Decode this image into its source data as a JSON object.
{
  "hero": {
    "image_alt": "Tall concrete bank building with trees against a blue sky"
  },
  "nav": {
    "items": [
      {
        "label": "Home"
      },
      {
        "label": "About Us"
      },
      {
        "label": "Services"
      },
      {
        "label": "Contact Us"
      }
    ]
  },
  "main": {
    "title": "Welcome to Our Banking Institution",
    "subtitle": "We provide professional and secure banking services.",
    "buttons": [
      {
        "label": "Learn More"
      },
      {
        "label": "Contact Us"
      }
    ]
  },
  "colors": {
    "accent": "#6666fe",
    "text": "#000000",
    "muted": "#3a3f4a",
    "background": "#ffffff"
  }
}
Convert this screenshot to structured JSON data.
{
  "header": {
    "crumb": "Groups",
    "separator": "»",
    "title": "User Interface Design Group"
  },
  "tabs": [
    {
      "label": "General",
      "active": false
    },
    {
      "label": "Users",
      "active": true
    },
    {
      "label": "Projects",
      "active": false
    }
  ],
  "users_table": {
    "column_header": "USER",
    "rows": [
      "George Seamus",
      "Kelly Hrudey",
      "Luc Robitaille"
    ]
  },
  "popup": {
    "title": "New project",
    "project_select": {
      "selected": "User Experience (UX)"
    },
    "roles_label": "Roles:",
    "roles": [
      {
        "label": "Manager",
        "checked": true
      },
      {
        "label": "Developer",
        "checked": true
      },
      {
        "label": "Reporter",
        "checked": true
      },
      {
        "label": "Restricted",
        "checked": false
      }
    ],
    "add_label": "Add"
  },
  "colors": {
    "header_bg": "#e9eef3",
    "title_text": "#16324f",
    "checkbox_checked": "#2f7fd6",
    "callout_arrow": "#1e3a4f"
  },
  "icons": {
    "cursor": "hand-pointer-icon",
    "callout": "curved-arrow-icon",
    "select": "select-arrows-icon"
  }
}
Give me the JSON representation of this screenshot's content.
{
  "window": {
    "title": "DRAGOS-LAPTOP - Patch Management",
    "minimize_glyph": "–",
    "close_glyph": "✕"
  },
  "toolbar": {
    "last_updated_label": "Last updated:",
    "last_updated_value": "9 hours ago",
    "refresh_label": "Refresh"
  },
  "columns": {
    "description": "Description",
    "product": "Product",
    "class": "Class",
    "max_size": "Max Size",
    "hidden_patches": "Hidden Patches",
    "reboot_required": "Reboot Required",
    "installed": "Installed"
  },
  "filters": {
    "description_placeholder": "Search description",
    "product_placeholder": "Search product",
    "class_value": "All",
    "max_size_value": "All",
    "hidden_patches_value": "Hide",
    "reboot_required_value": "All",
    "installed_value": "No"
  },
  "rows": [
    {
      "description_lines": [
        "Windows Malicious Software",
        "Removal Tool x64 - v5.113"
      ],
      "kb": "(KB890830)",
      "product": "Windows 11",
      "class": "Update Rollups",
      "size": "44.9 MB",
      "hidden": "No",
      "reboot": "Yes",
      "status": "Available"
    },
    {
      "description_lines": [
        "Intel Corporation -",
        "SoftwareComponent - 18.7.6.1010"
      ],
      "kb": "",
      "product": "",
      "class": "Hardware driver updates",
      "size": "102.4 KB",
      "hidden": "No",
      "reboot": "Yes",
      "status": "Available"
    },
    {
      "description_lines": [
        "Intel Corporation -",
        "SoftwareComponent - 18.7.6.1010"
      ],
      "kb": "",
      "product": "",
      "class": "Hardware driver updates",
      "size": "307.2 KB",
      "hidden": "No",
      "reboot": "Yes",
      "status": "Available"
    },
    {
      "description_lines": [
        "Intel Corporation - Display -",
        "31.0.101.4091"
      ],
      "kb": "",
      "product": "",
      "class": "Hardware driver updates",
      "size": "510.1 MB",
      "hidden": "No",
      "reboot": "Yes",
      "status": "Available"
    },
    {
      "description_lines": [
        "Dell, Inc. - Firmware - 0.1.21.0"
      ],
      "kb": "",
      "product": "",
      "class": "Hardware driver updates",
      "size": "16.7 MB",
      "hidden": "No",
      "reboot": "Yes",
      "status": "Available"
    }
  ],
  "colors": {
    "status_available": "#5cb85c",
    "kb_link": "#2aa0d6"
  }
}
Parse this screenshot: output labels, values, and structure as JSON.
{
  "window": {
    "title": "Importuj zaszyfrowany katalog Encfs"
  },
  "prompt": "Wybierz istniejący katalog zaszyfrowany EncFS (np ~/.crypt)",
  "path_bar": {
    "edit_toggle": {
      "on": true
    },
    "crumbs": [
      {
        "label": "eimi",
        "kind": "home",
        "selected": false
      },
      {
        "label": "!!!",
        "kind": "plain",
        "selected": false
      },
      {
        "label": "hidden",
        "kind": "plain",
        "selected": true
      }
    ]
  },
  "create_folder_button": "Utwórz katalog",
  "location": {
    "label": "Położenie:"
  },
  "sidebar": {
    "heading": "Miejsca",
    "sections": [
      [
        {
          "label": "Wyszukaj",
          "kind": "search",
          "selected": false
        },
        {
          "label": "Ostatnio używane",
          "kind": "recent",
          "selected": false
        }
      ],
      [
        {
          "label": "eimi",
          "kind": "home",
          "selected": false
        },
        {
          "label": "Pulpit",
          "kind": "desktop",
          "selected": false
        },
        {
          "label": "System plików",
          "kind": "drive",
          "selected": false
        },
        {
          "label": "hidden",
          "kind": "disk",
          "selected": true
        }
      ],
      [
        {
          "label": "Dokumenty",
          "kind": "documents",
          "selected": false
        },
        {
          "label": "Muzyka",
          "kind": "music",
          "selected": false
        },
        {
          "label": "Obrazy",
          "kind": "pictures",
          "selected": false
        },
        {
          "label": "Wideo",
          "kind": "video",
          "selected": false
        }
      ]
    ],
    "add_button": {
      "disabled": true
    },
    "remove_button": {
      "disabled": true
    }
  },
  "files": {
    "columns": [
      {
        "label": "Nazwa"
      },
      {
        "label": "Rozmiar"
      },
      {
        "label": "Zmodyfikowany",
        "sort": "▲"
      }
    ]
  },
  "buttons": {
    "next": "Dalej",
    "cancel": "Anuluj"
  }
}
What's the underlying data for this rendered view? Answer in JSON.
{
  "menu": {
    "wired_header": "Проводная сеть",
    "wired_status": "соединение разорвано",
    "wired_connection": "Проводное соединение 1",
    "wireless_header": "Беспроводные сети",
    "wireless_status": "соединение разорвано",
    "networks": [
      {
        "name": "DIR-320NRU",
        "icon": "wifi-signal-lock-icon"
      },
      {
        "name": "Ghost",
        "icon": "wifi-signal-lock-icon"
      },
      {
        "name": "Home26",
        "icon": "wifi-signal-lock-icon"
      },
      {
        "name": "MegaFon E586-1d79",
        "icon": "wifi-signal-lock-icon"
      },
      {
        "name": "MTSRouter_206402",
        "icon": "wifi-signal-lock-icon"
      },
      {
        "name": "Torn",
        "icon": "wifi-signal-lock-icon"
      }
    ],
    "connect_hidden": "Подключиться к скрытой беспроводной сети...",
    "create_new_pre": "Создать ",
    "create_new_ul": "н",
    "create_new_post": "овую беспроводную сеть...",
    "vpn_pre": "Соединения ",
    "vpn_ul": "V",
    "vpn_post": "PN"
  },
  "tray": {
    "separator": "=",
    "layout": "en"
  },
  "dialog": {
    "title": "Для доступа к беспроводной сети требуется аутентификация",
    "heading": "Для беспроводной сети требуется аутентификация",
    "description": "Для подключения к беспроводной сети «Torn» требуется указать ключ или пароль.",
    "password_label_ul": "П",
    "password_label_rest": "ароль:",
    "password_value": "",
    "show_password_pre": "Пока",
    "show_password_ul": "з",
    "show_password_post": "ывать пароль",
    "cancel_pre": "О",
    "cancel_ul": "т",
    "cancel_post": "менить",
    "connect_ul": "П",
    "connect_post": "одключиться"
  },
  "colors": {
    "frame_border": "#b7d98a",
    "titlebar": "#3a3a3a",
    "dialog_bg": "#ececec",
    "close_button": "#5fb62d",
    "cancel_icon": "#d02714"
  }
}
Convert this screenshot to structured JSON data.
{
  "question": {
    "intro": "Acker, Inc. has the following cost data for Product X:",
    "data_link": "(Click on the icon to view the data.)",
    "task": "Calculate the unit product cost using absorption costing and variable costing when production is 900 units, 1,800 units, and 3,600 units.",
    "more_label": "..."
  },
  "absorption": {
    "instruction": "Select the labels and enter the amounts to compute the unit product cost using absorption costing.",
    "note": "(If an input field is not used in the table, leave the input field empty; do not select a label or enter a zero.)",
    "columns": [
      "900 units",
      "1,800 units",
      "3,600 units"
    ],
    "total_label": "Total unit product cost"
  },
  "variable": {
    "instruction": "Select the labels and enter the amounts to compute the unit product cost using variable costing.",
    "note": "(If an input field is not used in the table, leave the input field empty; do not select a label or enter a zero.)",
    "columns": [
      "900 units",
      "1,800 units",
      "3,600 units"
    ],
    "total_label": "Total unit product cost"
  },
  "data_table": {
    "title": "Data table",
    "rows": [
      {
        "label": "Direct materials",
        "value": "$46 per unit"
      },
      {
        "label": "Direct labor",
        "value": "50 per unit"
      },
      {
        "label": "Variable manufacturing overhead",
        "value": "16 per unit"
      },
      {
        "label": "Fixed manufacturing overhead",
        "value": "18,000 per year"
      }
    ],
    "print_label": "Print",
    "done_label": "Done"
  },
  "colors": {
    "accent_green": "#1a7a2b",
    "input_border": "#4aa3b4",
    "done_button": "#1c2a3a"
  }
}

Directions: From the data above, show each line that contains "разорвано".

Exercise solution:
    "wired_status": "соединение разорвано",
    "wireless_status": "соединение разорвано",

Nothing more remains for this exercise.